** start RAW RECORDS **

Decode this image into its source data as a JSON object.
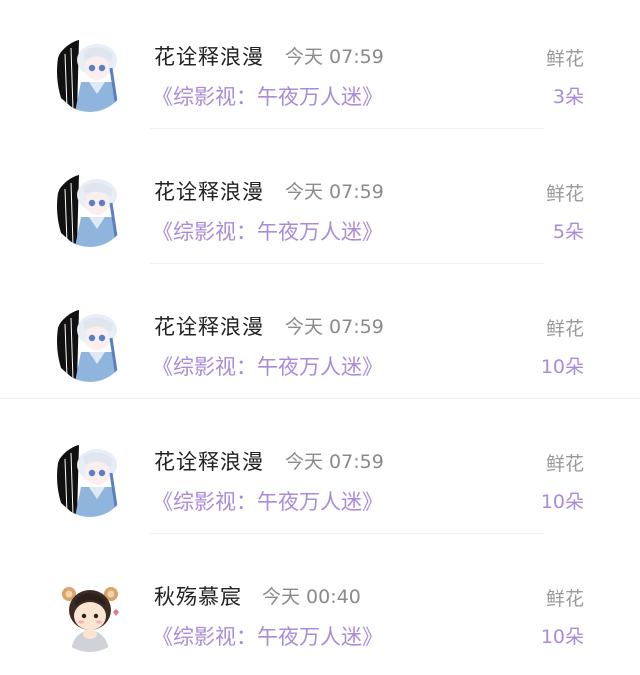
{
  "gifts": [
    {
      "name": "花诠释浪漫",
      "time": "今天 07:59",
      "book": "《综影视：午夜万人迷》",
      "gift_type": "鲜花",
      "count": "3朵",
      "avatar_icon": "anime-girl-avatar"
    },
    {
      "name": "花诠释浪漫",
      "time": "今天 07:59",
      "book": "《综影视：午夜万人迷》",
      "gift_type": "鲜花",
      "count": "5朵",
      "avatar_icon": "anime-girl-avatar"
    },
    {
      "name": "花诠释浪漫",
      "time": "今天 07:59",
      "book": "《综影视：午夜万人迷》",
      "gift_type": "鲜花",
      "count": "10朵",
      "avatar_icon": "anime-girl-avatar"
    },
    {
      "name": "花诠释浪漫",
      "time": "今天 07:59",
      "book": "《综影视：午夜万人迷》",
      "gift_type": "鲜花",
      "count": "10朵",
      "avatar_icon": "anime-girl-avatar"
    },
    {
      "name": "秋殇慕宸",
      "time": "今天 00:40",
      "book": "《综影视：午夜万人迷》",
      "gift_type": "鲜花",
      "count": "10朵",
      "avatar_icon": "chibi-boy-avatar"
    }
  ],
  "colors": {
    "accent_purple": "#a98bd8",
    "name_text": "#222222",
    "muted_text": "#8a8a8a"
  }
}
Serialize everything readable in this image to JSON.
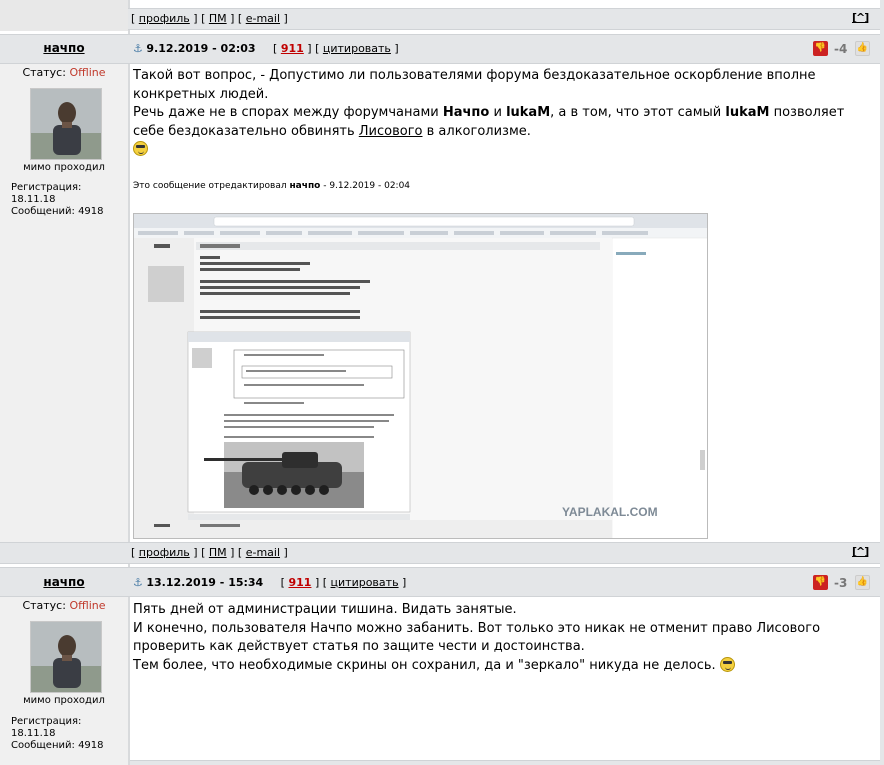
{
  "links": {
    "profile": "профиль",
    "pm": "ПМ",
    "email": "e-mail",
    "up": "[^]"
  },
  "posts": [
    {
      "author": "начпо",
      "status_label": "Статус:",
      "status_value": "Offline",
      "user_title": "мимо проходил",
      "reg_label": "Регистрация:",
      "reg_date": "18.11.18",
      "posts_label": "Сообщений:",
      "posts_count": "4918",
      "anchor_icon": "anchor-icon",
      "date": "9.12.2019 - 02:03",
      "post_number": "911",
      "quote": "цитировать",
      "rating": "-4",
      "paragraph1": "Такой вот вопрос, - Допустимо ли пользователями форума бездоказательное оскорбление вполне конкретных людей.",
      "paragraph2_a": "Речь даже не в спорах между форумчанами ",
      "paragraph2_name1": "Начпо",
      "paragraph2_and": " и ",
      "paragraph2_name2": "lukaM",
      "paragraph2_b": ", а в том, что этот самый ",
      "paragraph2_name3": "lukaM",
      "paragraph2_c": " позволяет себе бездоказательно обвинять ",
      "paragraph2_link": "Лисового",
      "paragraph2_d": " в алкоголизме.",
      "edited_prefix": "Это сообщение отредактировал ",
      "edited_author": "начпо",
      "edited_date": " - 9.12.2019 - 02:04",
      "screenshot_watermark": "YAPLAKAL.COM"
    },
    {
      "author": "начпо",
      "status_label": "Статус:",
      "status_value": "Offline",
      "user_title": "мимо проходил",
      "reg_label": "Регистрация:",
      "reg_date": "18.11.18",
      "posts_label": "Сообщений:",
      "posts_count": "4918",
      "date": "13.12.2019 - 15:34",
      "post_number": "911",
      "quote": "цитировать",
      "rating": "-3",
      "line1": "Пять дней от администрации тишина. Видать занятые.",
      "line2": "И конечно, пользователя Начпо можно забанить. Вот только это никак не отменит право Лисового проверить как действует статья по защите чести и достоинства.",
      "line3": "Тем более, что необходимые скрины он сохранил, да и \"зеркало\" никуда не делось."
    }
  ]
}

** end RAW RECORDS **

■ STATED TASK:
Repeat the data exactly in full, omitting its pictures.

■ SOLUTION FOR THIS EXERCISE:
Decode this image into its source data as a JSON object.
{
  "gifts": [
    {
      "name": "花诠释浪漫",
      "time": "今天 07:59",
      "book": "《综影视：午夜万人迷》",
      "gift_type": "鲜花",
      "count": "3朵",
      "avatar_icon": "anime-girl-avatar"
    },
    {
      "name": "花诠释浪漫",
      "time": "今天 07:59",
      "book": "《综影视：午夜万人迷》",
      "gift_type": "鲜花",
      "count": "5朵",
      "avatar_icon": "anime-girl-avatar"
    },
    {
      "name": "花诠释浪漫",
      "time": "今天 07:59",
      "book": "《综影视：午夜万人迷》",
      "gift_type": "鲜花",
      "count": "10朵",
      "avatar_icon": "anime-girl-avatar"
    },
    {
      "name": "花诠释浪漫",
      "time": "今天 07:59",
      "book": "《综影视：午夜万人迷》",
      "gift_type": "鲜花",
      "count": "10朵",
      "avatar_icon": "anime-girl-avatar"
    },
    {
      "name": "秋殇慕宸",
      "time": "今天 00:40",
      "book": "《综影视：午夜万人迷》",
      "gift_type": "鲜花",
      "count": "10朵",
      "avatar_icon": "chibi-boy-avatar"
    }
  ],
  "colors": {
    "accent_purple": "#a98bd8",
    "name_text": "#222222",
    "muted_text": "#8a8a8a"
  }
}
Serialize everything readable in this image to JSON.
{
  "links": {
    "profile": "профиль",
    "pm": "ПМ",
    "email": "e-mail",
    "up": "[^]"
  },
  "posts": [
    {
      "author": "начпо",
      "status_label": "Статус:",
      "status_value": "Offline",
      "user_title": "мимо проходил",
      "reg_label": "Регистрация:",
      "reg_date": "18.11.18",
      "posts_label": "Сообщений:",
      "posts_count": "4918",
      "anchor_icon": "anchor-icon",
      "date": "9.12.2019 - 02:03",
      "post_number": "911",
      "quote": "цитировать",
      "rating": "-4",
      "paragraph1": "Такой вот вопрос, - Допустимо ли пользователями форума бездоказательное оскорбление вполне конкретных людей.",
      "paragraph2_a": "Речь даже не в спорах между форумчанами ",
      "paragraph2_name1": "Начпо",
      "paragraph2_and": " и ",
      "paragraph2_name2": "lukaM",
      "paragraph2_b": ", а в том, что этот самый ",
      "paragraph2_name3": "lukaM",
      "paragraph2_c": " позволяет себе бездоказательно обвинять ",
      "paragraph2_link": "Лисового",
      "paragraph2_d": " в алкоголизме.",
      "edited_prefix": "Это сообщение отредактировал ",
      "edited_author": "начпо",
      "edited_date": " - 9.12.2019 - 02:04",
      "screenshot_watermark": "YAPLAKAL.COM"
    },
    {
      "author": "начпо",
      "status_label": "Статус:",
      "status_value": "Offline",
      "user_title": "мимо проходил",
      "reg_label": "Регистрация:",
      "reg_date": "18.11.18",
      "posts_label": "Сообщений:",
      "posts_count": "4918",
      "date": "13.12.2019 - 15:34",
      "post_number": "911",
      "quote": "цитировать",
      "rating": "-3",
      "line1": "Пять дней от администрации тишина. Видать занятые.",
      "line2": "И конечно, пользователя Начпо можно забанить. Вот только это никак не отменит право Лисового проверить как действует статья по защите чести и достоинства.",
      "line3": "Тем более, что необходимые скрины он сохранил, да и \"зеркало\" никуда не делось."
    }
  ]
}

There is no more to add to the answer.